Instructions to follow:
Retype the data from its first line up to and including the line that contains "fraction-numerator: 1 — [538, 387, 547, 398]", with no changes.

Data entries
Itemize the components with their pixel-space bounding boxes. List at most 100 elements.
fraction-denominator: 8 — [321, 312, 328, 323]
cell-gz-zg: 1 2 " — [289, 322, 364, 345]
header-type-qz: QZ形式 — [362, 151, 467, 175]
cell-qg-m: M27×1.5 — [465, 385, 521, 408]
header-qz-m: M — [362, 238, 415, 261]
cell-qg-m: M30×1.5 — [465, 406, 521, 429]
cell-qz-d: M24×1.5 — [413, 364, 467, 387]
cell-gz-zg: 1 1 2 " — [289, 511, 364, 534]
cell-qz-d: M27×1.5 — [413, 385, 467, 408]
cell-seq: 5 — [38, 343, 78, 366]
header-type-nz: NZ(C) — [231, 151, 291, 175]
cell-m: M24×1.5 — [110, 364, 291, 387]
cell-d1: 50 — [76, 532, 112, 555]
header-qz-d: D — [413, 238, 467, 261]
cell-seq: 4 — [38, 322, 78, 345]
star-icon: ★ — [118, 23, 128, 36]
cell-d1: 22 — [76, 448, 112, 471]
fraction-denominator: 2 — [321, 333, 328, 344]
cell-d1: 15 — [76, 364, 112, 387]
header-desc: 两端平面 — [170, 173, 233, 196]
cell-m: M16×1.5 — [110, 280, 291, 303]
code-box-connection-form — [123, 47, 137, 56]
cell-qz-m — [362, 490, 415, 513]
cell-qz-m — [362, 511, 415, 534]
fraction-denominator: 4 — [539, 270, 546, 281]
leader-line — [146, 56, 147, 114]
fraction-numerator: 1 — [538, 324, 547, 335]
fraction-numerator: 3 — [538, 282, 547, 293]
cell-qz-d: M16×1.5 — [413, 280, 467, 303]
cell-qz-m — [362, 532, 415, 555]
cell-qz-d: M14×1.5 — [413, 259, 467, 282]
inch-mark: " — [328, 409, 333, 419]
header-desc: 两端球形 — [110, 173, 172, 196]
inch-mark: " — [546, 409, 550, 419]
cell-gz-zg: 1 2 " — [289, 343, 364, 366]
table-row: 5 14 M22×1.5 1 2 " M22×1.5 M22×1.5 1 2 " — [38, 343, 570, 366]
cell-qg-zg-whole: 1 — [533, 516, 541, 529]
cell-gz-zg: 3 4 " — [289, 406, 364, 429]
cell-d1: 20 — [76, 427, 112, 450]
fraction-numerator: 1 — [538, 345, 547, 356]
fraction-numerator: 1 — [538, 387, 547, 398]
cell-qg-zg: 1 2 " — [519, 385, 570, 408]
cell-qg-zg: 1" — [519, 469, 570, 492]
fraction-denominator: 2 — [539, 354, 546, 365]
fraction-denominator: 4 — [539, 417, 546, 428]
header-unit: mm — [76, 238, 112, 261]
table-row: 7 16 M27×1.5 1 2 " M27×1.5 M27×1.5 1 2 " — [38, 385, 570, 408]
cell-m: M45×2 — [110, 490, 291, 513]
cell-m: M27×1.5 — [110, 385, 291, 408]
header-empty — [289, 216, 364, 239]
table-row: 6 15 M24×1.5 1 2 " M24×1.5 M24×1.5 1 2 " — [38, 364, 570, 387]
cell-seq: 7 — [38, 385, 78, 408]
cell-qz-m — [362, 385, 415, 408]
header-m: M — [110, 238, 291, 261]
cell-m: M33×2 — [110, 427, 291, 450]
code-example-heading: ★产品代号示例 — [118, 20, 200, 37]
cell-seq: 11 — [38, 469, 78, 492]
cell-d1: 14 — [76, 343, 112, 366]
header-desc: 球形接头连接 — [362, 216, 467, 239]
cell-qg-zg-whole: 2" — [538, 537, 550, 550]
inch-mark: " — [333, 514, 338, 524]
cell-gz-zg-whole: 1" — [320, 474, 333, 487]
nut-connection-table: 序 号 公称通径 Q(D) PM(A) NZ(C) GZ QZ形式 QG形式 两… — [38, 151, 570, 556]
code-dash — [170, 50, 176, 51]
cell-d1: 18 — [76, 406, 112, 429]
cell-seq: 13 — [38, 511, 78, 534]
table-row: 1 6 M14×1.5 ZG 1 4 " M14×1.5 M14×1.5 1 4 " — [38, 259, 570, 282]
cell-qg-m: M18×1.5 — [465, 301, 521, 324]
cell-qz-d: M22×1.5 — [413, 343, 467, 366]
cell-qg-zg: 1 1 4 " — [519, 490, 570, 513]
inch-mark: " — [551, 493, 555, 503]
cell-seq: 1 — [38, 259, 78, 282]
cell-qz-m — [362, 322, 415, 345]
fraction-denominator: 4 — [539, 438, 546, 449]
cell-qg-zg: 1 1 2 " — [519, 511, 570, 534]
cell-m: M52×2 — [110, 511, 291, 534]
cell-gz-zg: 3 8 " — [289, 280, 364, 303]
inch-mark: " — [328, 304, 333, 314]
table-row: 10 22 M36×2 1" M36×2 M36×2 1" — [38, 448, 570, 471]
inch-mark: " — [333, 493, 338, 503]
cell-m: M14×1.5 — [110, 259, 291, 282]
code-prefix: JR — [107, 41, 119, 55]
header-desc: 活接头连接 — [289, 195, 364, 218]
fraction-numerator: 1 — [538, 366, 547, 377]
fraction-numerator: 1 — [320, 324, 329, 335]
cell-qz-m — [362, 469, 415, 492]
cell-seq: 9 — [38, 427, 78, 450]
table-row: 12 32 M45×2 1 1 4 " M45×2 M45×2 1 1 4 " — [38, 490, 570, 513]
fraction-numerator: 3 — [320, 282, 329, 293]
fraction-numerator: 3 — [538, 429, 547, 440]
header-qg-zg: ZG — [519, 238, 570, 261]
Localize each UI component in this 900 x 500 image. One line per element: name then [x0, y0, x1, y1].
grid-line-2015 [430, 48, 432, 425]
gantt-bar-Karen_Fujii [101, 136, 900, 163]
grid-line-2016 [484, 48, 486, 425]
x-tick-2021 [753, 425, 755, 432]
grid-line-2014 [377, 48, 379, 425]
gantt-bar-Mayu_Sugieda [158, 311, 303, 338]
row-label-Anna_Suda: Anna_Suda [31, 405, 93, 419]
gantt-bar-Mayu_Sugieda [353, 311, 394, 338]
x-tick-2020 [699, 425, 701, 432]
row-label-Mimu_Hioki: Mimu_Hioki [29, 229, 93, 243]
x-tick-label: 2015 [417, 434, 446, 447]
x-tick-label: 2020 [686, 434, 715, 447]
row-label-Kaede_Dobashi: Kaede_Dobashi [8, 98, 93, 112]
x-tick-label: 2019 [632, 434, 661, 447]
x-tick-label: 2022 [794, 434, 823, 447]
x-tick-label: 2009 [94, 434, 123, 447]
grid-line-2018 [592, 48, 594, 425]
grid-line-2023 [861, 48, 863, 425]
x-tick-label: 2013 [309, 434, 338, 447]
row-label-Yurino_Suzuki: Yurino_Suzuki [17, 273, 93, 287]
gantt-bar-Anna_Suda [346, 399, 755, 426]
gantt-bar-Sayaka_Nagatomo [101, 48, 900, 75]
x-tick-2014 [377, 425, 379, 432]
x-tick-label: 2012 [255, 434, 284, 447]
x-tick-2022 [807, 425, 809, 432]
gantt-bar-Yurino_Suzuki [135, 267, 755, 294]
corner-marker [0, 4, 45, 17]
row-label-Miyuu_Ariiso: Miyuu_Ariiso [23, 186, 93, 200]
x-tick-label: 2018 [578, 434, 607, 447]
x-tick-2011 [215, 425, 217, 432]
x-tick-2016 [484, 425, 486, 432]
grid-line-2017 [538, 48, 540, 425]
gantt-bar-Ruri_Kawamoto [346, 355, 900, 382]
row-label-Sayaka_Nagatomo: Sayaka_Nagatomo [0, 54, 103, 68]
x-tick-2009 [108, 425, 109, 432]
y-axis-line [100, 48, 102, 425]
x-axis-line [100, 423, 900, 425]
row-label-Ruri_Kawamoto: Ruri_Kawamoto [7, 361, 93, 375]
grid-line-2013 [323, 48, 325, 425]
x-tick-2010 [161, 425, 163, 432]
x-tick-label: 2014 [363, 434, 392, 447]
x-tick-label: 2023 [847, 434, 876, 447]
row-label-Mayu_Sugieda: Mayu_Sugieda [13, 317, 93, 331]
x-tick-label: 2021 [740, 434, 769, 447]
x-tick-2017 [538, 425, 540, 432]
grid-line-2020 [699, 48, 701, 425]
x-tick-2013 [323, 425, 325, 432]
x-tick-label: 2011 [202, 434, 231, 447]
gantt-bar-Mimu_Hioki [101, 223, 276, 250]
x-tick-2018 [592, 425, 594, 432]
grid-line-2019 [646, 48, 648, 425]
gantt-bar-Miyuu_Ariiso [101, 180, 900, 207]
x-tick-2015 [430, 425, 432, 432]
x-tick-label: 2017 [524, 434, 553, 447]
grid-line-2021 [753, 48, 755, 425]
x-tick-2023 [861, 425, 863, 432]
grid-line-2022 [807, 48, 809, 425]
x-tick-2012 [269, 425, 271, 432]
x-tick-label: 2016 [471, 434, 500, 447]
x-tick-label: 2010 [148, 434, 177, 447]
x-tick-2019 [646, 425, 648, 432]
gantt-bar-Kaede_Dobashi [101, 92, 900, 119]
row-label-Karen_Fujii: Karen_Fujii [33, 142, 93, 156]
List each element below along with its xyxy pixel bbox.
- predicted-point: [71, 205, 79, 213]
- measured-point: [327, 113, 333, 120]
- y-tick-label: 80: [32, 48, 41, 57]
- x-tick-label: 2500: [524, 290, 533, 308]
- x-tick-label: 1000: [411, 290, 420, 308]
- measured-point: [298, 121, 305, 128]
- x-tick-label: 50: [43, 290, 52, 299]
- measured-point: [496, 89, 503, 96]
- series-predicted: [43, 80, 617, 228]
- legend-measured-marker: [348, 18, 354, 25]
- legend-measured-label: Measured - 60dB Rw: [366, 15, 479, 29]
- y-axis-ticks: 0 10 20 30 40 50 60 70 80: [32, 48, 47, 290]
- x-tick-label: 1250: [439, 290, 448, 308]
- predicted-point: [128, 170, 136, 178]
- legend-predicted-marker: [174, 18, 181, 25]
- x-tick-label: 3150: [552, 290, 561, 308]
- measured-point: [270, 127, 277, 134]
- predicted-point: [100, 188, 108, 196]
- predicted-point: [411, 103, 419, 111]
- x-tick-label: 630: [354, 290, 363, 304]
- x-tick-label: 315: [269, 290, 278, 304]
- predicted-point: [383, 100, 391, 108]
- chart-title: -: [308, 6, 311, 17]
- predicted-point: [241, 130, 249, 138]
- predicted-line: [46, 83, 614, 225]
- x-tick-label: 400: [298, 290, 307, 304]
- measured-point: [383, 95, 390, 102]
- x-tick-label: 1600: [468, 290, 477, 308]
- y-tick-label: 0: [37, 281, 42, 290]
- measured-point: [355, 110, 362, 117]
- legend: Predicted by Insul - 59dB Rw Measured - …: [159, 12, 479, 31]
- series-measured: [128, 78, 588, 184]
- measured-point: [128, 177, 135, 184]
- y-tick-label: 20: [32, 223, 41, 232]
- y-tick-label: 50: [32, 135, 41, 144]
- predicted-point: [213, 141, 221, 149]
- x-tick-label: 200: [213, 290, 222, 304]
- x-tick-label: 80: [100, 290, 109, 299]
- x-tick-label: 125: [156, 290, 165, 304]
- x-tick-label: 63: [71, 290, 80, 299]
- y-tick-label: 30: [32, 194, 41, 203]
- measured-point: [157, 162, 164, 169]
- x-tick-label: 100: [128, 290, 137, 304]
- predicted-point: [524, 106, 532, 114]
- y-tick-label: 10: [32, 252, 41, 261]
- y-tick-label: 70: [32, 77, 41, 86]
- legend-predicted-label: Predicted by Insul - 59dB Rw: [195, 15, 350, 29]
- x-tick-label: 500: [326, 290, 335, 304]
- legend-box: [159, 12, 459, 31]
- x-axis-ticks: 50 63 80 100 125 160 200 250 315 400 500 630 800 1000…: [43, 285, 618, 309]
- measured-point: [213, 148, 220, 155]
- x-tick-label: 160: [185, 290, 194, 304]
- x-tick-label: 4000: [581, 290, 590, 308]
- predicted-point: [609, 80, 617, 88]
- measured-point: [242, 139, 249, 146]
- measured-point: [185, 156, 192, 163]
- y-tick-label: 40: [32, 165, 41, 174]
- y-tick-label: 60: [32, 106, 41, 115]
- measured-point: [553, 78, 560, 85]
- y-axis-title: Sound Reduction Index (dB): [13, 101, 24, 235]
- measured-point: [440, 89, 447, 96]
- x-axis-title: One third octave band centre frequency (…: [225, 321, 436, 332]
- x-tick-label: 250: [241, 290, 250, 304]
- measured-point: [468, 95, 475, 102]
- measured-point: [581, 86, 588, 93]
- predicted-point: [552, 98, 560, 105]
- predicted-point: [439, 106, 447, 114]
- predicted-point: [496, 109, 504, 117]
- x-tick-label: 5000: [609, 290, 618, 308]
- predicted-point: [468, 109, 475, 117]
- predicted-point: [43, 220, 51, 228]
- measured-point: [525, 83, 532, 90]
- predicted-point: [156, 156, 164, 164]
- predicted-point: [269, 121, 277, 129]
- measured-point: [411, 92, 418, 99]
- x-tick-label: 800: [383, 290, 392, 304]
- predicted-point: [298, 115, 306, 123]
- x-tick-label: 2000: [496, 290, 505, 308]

Answer for this exercise:
Itemize the components with their pixel-space bounding boxes. List at most 100 elements.
fraction-denominator: 8 — [321, 312, 328, 323]
cell-gz-zg: 1 2 " — [289, 322, 364, 345]
header-type-qz: QZ形式 — [362, 151, 467, 175]
cell-qg-m: M27×1.5 — [465, 385, 521, 408]
header-qz-m: M — [362, 238, 415, 261]
cell-qg-m: M30×1.5 — [465, 406, 521, 429]
cell-qz-d: M24×1.5 — [413, 364, 467, 387]
cell-gz-zg: 1 1 2 " — [289, 511, 364, 534]
cell-qz-d: M27×1.5 — [413, 385, 467, 408]
cell-seq: 5 — [38, 343, 78, 366]
header-type-nz: NZ(C) — [231, 151, 291, 175]
cell-m: M24×1.5 — [110, 364, 291, 387]
cell-d1: 50 — [76, 532, 112, 555]
header-qz-d: D — [413, 238, 467, 261]
cell-seq: 4 — [38, 322, 78, 345]
star-icon: ★ — [118, 23, 128, 36]
cell-d1: 22 — [76, 448, 112, 471]
fraction-denominator: 2 — [321, 333, 328, 344]
cell-d1: 15 — [76, 364, 112, 387]
header-desc: 两端平面 — [170, 173, 233, 196]
cell-m: M16×1.5 — [110, 280, 291, 303]
code-box-connection-form — [123, 47, 137, 56]
cell-qz-m — [362, 490, 415, 513]
cell-qz-m — [362, 511, 415, 534]
fraction-denominator: 4 — [539, 270, 546, 281]
leader-line — [146, 56, 147, 114]
fraction-numerator: 1 — [538, 324, 547, 335]
fraction-numerator: 3 — [538, 282, 547, 293]
cell-qz-d: M16×1.5 — [413, 280, 467, 303]
cell-qz-m — [362, 532, 415, 555]
cell-qz-d: M14×1.5 — [413, 259, 467, 282]
inch-mark: " — [328, 409, 333, 419]
header-desc: 两端球形 — [110, 173, 172, 196]
inch-mark: " — [546, 409, 550, 419]
cell-gz-zg: 1 2 " — [289, 343, 364, 366]
table-row: 5 14 M22×1.5 1 2 " M22×1.5 M22×1.5 1 2 " — [38, 343, 570, 366]
cell-qg-zg-whole: 1 — [533, 516, 541, 529]
cell-gz-zg: 3 4 " — [289, 406, 364, 429]
cell-d1: 20 — [76, 427, 112, 450]
fraction-numerator: 1 — [538, 345, 547, 356]
fraction-numerator: 1 — [538, 387, 547, 398]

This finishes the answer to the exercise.